* OBJECTIVE
Copy each line of the entries that contains the word "Create".

Stored data
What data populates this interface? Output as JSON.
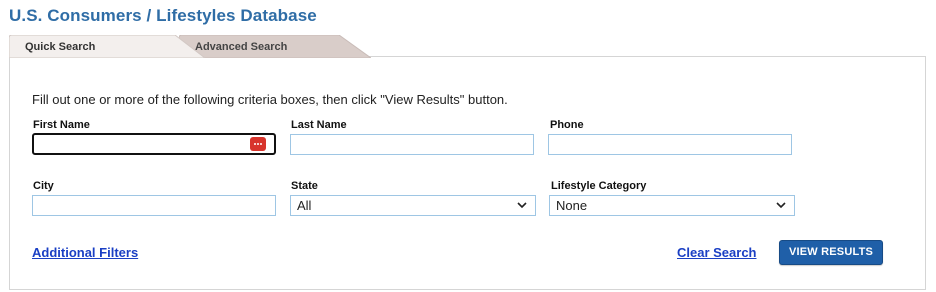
{
  "header": {
    "title": "U.S. Consumers / Lifestyles Database"
  },
  "tabs": [
    {
      "label": "Quick Search",
      "active": true
    },
    {
      "label": "Advanced Search",
      "active": false
    }
  ],
  "form": {
    "instructions": "Fill out one or more of the following criteria boxes, then click \"View Results\" button.",
    "first_name": {
      "label": "First Name",
      "value": ""
    },
    "last_name": {
      "label": "Last Name",
      "value": ""
    },
    "phone": {
      "label": "Phone",
      "value": ""
    },
    "city": {
      "label": "City",
      "value": ""
    },
    "state": {
      "label": "State",
      "selected": "All"
    },
    "lifestyle": {
      "label": "Lifestyle Category",
      "selected": "None"
    }
  },
  "actions": {
    "additional_filters": "Additional Filters",
    "clear_search": "Clear Search",
    "view_results": "VIEW RESULTS"
  },
  "colors": {
    "title": "#2f6da6",
    "field_border": "#9ec6e4",
    "button": "#1f5fa8",
    "link": "#1a3fc4",
    "password_manager_icon": "#d8342c"
  },
  "icons": [
    "password-manager-icon",
    "chevron-down-icon"
  ]
}
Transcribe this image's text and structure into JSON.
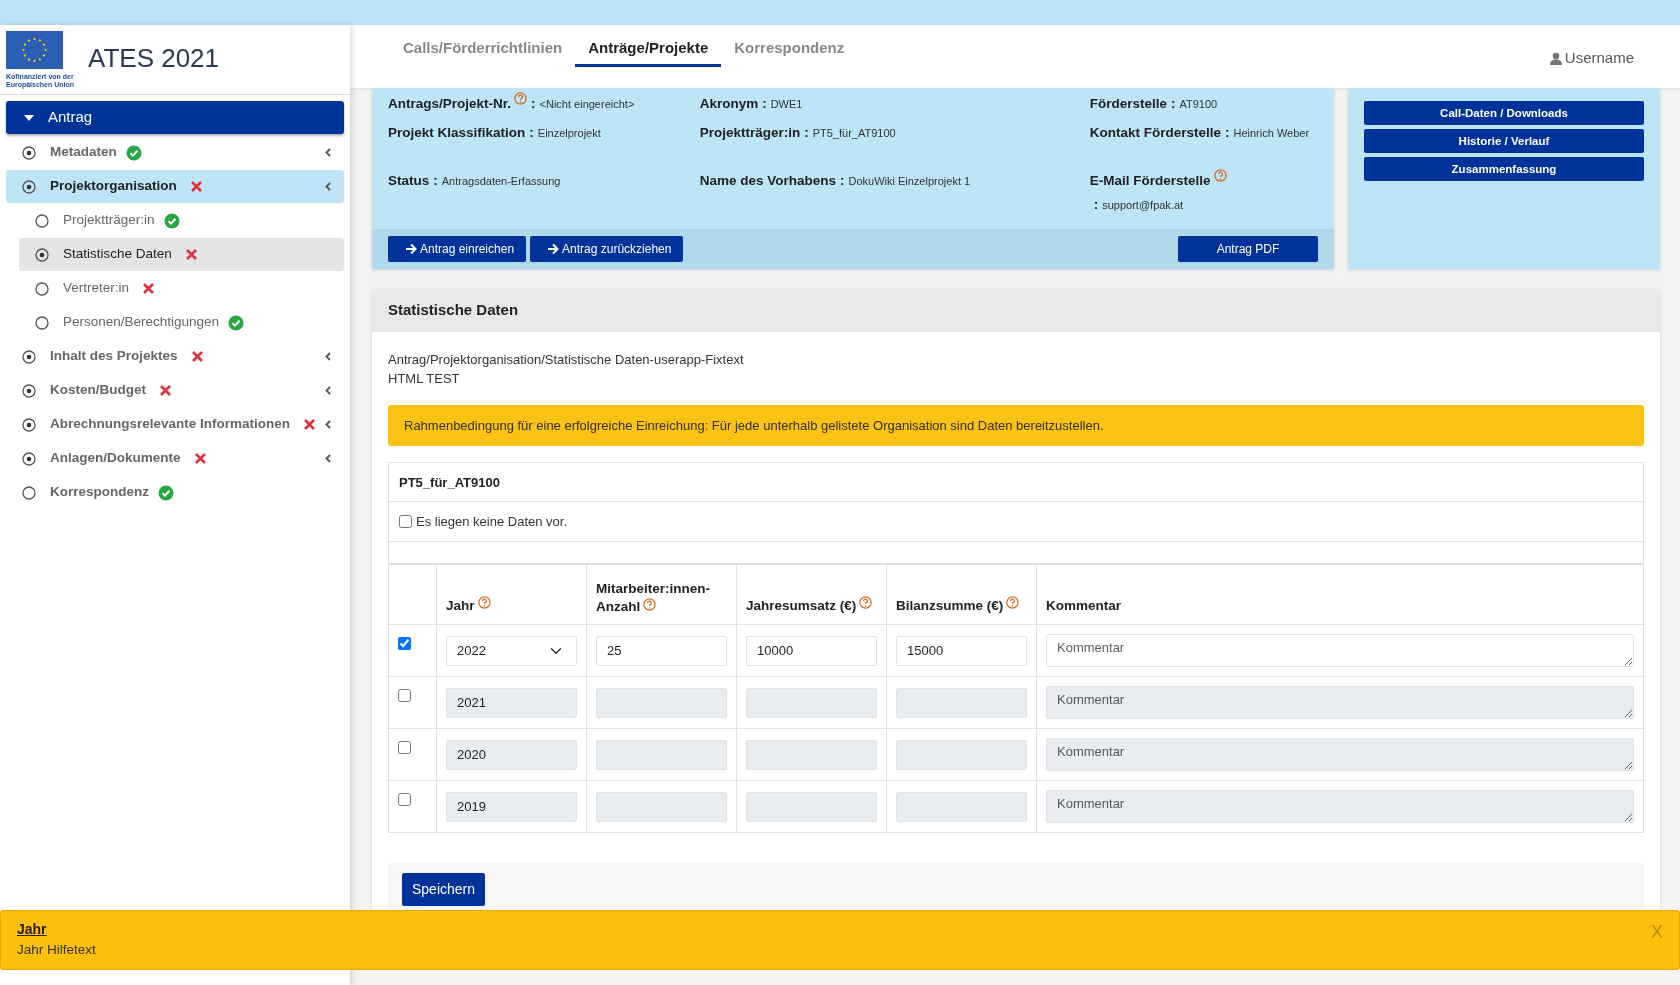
{
  "sidebar": {
    "logo_caption": "Kofinanziert von der Europäischen Union",
    "title": "ATES 2021",
    "section": {
      "label": "Antrag",
      "expanded": true
    },
    "items": [
      {
        "label": "Metadaten",
        "filled": true,
        "complete": true,
        "chevron": true,
        "selected": false
      },
      {
        "label": "Projektorganisation",
        "filled": true,
        "complete": false,
        "chevron": true,
        "selected": true,
        "children": [
          {
            "label": "Projektträger:in",
            "filled": false,
            "complete": true,
            "selected": false
          },
          {
            "label": "Statistische Daten",
            "filled": true,
            "complete": false,
            "selected": true
          },
          {
            "label": "Vertreter:in",
            "filled": false,
            "complete": false,
            "selected": false
          },
          {
            "label": "Personen/Berechtigungen",
            "filled": false,
            "complete": true,
            "selected": false
          }
        ]
      },
      {
        "label": "Inhalt des Projektes",
        "filled": true,
        "complete": false,
        "chevron": true,
        "selected": false
      },
      {
        "label": "Kosten/Budget",
        "filled": true,
        "complete": false,
        "chevron": true,
        "selected": false
      },
      {
        "label": "Abrechnungsrelevante Informationen",
        "filled": true,
        "complete": false,
        "chevron": true,
        "selected": false
      },
      {
        "label": "Anlagen/Dokumente",
        "filled": true,
        "complete": false,
        "chevron": true,
        "selected": false
      },
      {
        "label": "Korrespondenz",
        "filled": false,
        "complete": true,
        "chevron": false,
        "selected": false
      }
    ]
  },
  "tabs": [
    {
      "label": "Calls/Förderrichtlinien",
      "selected": false
    },
    {
      "label": "Anträge/Projekte",
      "selected": true
    },
    {
      "label": "Korrespondenz",
      "selected": false
    }
  ],
  "user": "Username",
  "info": {
    "columns": [
      [
        {
          "label": "Antrags/Projekt-Nr.",
          "help": true,
          "colon": ":",
          "value": "<Nicht eingereicht>"
        },
        {
          "label": "Projekt Klassifikation",
          "help": false,
          "colon": ":",
          "value": "Einzelprojekt"
        },
        {
          "label": "Status",
          "help": false,
          "colon": ":",
          "value": "Antragsdaten-Erfassung"
        }
      ],
      [
        {
          "label": "Akronym",
          "help": false,
          "colon": ":",
          "value": "DWE1"
        },
        {
          "label": "Projektträger:in",
          "help": false,
          "colon": ":",
          "value": "PT5_für_AT9100"
        },
        {
          "label": "Name des Vorhabens",
          "help": false,
          "colon": ":",
          "value": "DokuWiki Einzelprojekt 1"
        }
      ],
      [
        {
          "label": "Förderstelle",
          "help": false,
          "colon": ":",
          "value": "AT9100"
        },
        {
          "label": "Kontakt Förderstelle",
          "help": false,
          "colon": ":",
          "value": "Heinrich Weber"
        },
        {
          "label": "E-Mail Förderstelle",
          "help": true,
          "colon": ":",
          "value": "support@fpak.at"
        }
      ]
    ],
    "actions": [
      {
        "label": "Antrag einreichen",
        "arrow": true
      },
      {
        "label": "Antrag zurückziehen",
        "arrow": true
      }
    ],
    "pdf_button": "Antrag PDF"
  },
  "side_buttons": [
    "Call-Daten / Downloads",
    "Historie / Verlauf",
    "Zusammenfassung"
  ],
  "panel": {
    "title": "Statistische Daten",
    "path": "Antrag/Projektorganisation/Statistische Daten-userapp-Fixtext",
    "html_test": "HTML TEST",
    "alert": "Rahmenbedingung für eine erfolgreiche Einreichung: Für jede unterhalb gelistete Organisation sind Daten bereitzustellen.",
    "organisation": "PT5_für_AT9100",
    "no_data": {
      "label": "Es liegen keine Daten vor.",
      "checked": false
    },
    "columns": [
      {
        "label": "Jahr",
        "help": true
      },
      {
        "label": "Mitarbeiter:innen-Anzahl",
        "help": true
      },
      {
        "label": "Jahresumsatz (€)",
        "help": true
      },
      {
        "label": "Bilanzsumme (€)",
        "help": true
      },
      {
        "label": "Kommentar",
        "help": false
      }
    ],
    "rows": [
      {
        "selected": true,
        "disabled": false,
        "year": "2022",
        "employees": "25",
        "revenue": "10000",
        "balance": "15000",
        "comment_placeholder": "Kommentar"
      },
      {
        "selected": false,
        "disabled": true,
        "year": "2021",
        "comment_placeholder": "Kommentar"
      },
      {
        "selected": false,
        "disabled": true,
        "year": "2020",
        "comment_placeholder": "Kommentar"
      },
      {
        "selected": false,
        "disabled": true,
        "year": "2019",
        "comment_placeholder": "Kommentar"
      }
    ],
    "save_button": "Speichern"
  },
  "toast": {
    "title": "Jahr",
    "text": "Jahr Hilfetext",
    "close": "X"
  }
}
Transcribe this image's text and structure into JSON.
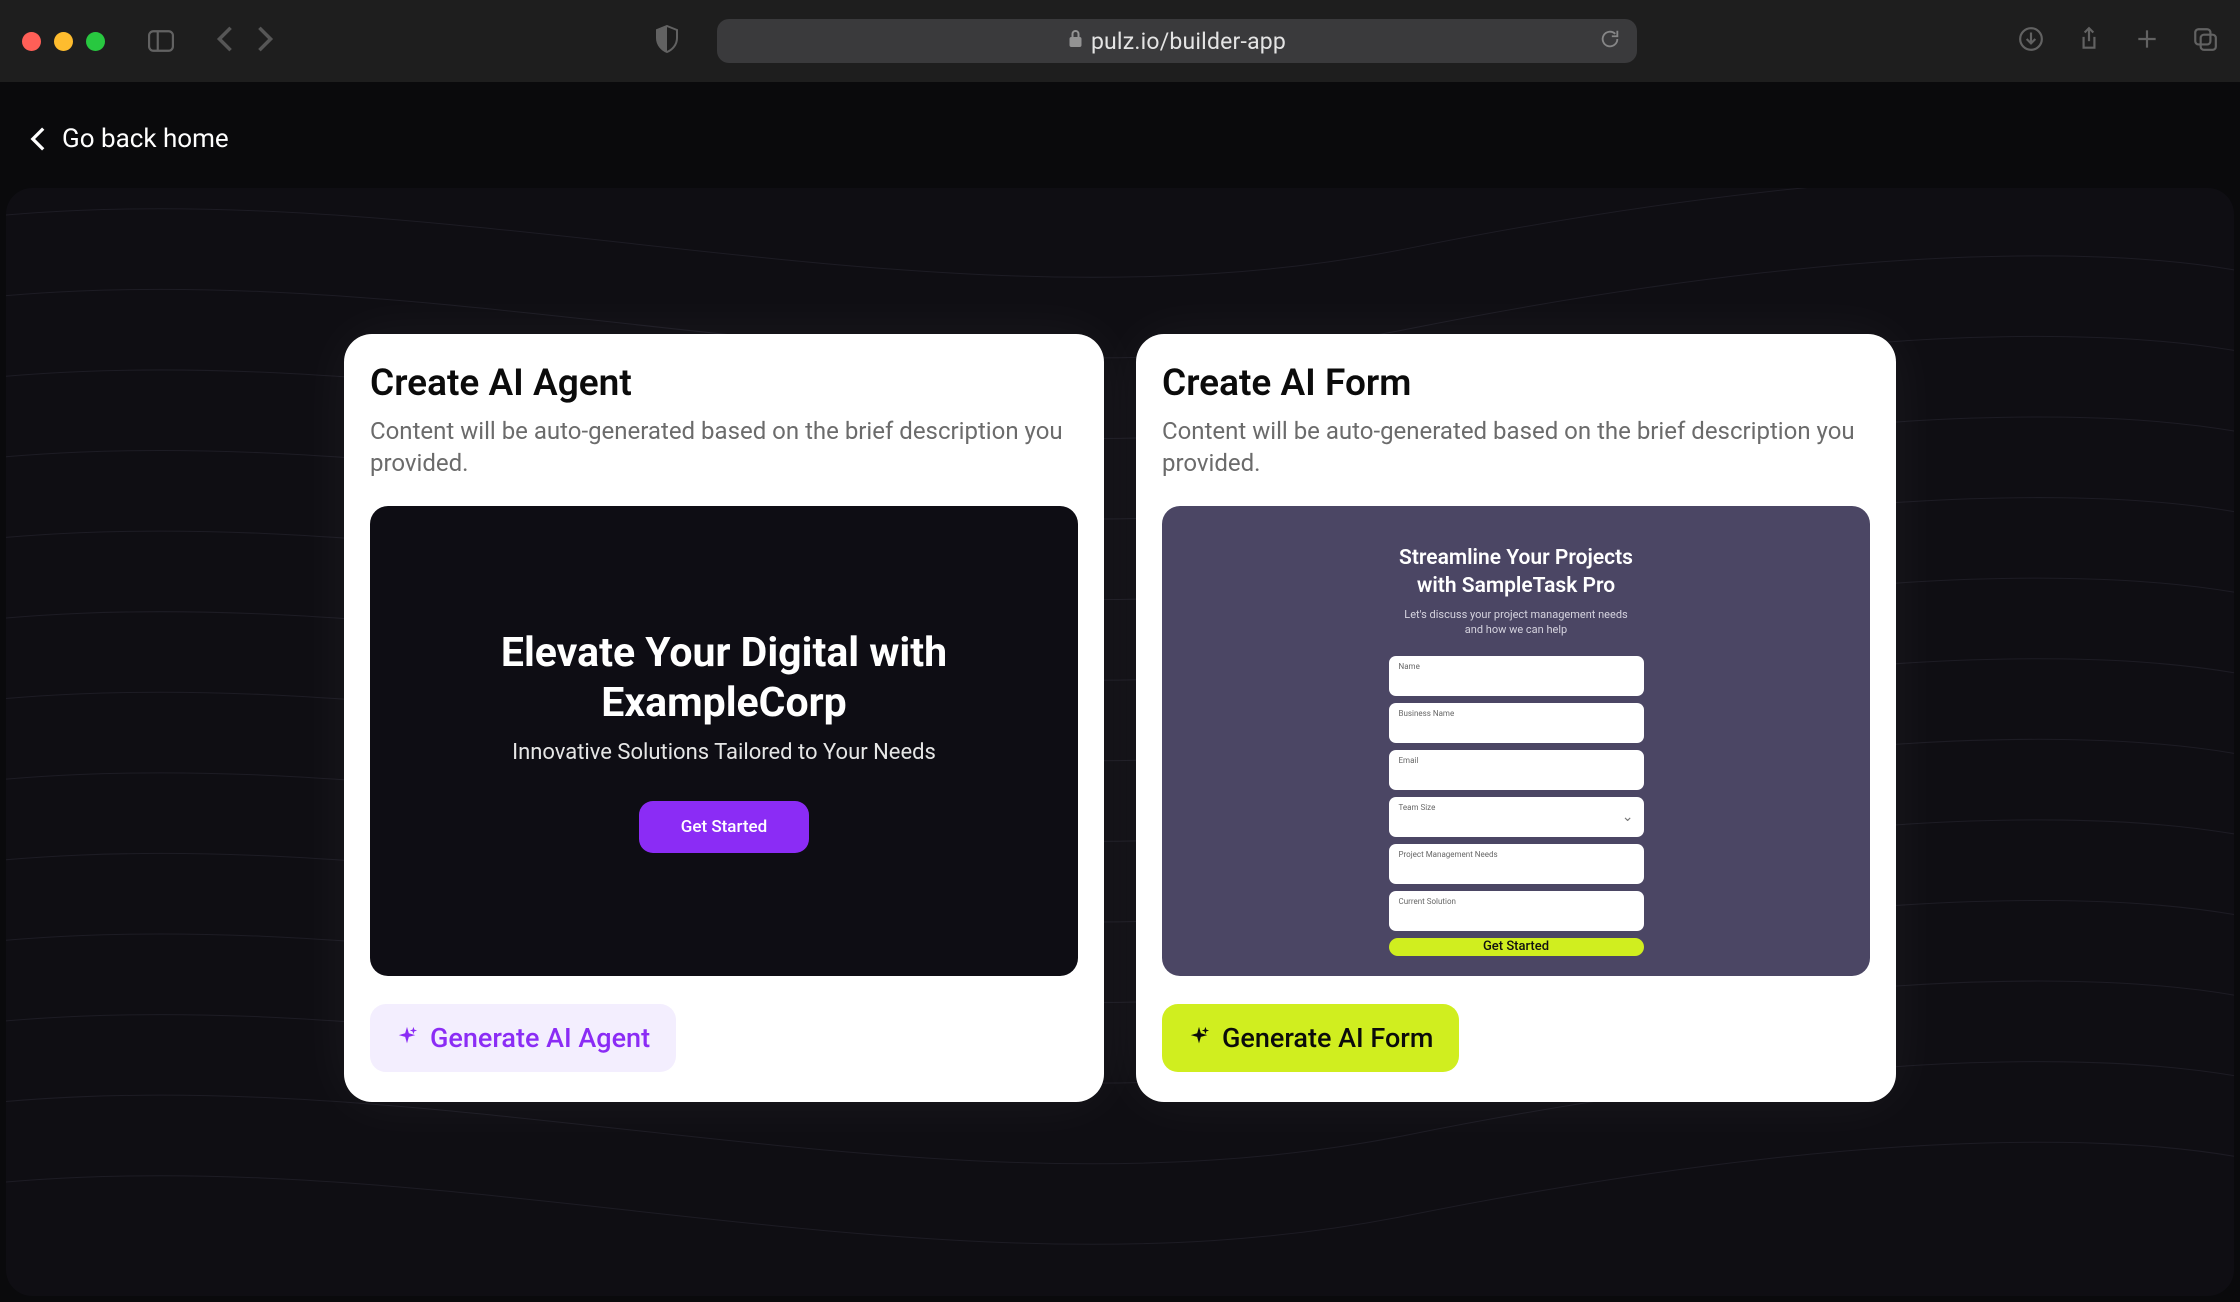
{
  "browser": {
    "url_display": "pulz.io/builder-app"
  },
  "back_link": "Go back home",
  "cards": {
    "agent": {
      "title": "Create AI Agent",
      "desc": "Content will be auto-generated based on the brief description you provided.",
      "preview": {
        "hero_title": "Elevate Your Digital with ExampleCorp",
        "hero_sub": "Innovative Solutions Tailored to Your Needs",
        "cta": "Get Started"
      },
      "button": "Generate AI Agent"
    },
    "form": {
      "title": "Create AI Form",
      "desc": "Content will be auto-generated based on the brief description you provided.",
      "preview": {
        "form_title_l1": "Streamline Your Projects",
        "form_title_l2": "with SampleTask Pro",
        "form_sub_l1": "Let's discuss your project management needs",
        "form_sub_l2": "and how we can help",
        "fields": {
          "0": "Name",
          "1": "Business Name",
          "2": "Email",
          "3": "Team Size",
          "4": "Project Management Needs",
          "5": "Current Solution"
        },
        "cta": "Get Started"
      },
      "button": "Generate AI Form"
    }
  },
  "colors": {
    "accent_purple": "#8b2cf5",
    "accent_lime": "#d0ee1f",
    "card_preview_dark": "#0e0d14",
    "card_preview_slate": "#4b4664"
  }
}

* EXERCISE RESPONSE
      "title": "Create AI Agent",
      "title": "Create AI Form",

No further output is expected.